• **Challenge**
Locate the word "pointer" in the entries below, then gather every line that holds it.

(Source records)
>>>>
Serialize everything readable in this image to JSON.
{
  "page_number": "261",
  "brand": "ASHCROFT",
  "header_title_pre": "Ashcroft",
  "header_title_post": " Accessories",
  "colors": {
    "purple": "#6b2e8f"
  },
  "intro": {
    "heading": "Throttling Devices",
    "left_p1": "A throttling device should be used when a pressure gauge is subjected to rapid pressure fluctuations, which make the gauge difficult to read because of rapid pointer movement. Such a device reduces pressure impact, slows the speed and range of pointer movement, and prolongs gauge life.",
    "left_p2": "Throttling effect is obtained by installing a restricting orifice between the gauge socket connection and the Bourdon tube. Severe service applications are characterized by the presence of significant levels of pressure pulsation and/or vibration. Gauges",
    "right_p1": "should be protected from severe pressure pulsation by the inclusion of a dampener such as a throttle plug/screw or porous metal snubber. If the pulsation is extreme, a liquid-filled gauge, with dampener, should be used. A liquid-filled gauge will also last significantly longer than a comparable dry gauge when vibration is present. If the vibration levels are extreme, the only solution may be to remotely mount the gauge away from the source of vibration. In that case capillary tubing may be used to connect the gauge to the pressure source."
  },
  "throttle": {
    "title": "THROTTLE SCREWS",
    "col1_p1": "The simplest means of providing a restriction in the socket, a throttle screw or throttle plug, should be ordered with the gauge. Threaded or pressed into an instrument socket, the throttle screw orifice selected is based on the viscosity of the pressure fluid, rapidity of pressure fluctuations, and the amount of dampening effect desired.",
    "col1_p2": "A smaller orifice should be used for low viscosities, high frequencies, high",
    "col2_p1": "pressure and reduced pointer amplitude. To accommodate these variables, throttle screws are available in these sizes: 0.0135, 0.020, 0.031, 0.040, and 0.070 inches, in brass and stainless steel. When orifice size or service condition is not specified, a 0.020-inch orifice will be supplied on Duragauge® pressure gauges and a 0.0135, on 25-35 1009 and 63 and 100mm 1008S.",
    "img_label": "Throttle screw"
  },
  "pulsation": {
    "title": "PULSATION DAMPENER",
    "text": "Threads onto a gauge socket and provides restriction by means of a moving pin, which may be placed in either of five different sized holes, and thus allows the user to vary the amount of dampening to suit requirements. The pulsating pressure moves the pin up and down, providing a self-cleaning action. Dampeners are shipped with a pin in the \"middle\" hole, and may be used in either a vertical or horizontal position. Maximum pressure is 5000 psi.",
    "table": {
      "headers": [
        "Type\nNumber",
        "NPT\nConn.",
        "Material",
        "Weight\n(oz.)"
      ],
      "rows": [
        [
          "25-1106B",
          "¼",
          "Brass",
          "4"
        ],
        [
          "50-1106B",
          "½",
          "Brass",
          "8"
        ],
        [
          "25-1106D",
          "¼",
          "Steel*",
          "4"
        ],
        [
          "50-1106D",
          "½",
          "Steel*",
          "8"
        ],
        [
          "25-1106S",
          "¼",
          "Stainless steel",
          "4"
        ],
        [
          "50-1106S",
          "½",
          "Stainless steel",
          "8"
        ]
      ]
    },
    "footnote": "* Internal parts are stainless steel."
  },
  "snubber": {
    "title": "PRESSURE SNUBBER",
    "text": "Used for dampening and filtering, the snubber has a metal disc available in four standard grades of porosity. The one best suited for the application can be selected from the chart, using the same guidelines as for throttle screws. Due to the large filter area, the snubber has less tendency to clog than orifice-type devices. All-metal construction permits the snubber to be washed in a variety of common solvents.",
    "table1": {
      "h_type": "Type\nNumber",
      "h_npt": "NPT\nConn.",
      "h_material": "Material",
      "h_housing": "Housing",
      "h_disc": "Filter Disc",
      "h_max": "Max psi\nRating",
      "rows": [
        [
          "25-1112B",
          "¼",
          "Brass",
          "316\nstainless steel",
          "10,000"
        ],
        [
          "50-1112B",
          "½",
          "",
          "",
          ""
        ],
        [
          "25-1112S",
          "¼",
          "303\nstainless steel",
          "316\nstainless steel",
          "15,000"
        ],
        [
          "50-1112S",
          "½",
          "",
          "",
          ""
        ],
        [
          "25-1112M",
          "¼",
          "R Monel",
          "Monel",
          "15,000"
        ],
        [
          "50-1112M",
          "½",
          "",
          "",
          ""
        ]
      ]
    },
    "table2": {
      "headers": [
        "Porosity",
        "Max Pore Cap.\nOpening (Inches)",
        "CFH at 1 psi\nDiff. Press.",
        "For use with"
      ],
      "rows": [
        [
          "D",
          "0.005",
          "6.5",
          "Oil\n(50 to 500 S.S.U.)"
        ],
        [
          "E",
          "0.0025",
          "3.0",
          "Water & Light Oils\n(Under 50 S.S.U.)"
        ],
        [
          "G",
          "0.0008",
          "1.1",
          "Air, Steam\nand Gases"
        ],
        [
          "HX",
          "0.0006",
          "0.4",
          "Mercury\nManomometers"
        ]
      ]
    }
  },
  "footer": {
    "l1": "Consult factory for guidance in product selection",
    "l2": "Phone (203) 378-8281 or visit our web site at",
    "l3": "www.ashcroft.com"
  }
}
<<<<
• **Full answer**
    "left_p1": "A throttling device should be used when a pressure gauge is subjected to rapid pressure fluctuations, which make the gauge difficult to read because of rapid pointer movement. Such a device reduces pressure impact, slows the speed and range of pointer movement, and prolongs gauge life.",
    "col2_p1": "pressure and reduced pointer amplitude. To accommodate these variables, throttle screws are available in these sizes: 0.0135, 0.020, 0.031, 0.040, and 0.070 inches, in brass and stainless steel. When orifice size or service condition is not specified, a 0.020-inch orifice will be supplied on Duragauge® pressure gauges and a 0.0135, on 25-35 1009 and 63 and 100mm 1008S.",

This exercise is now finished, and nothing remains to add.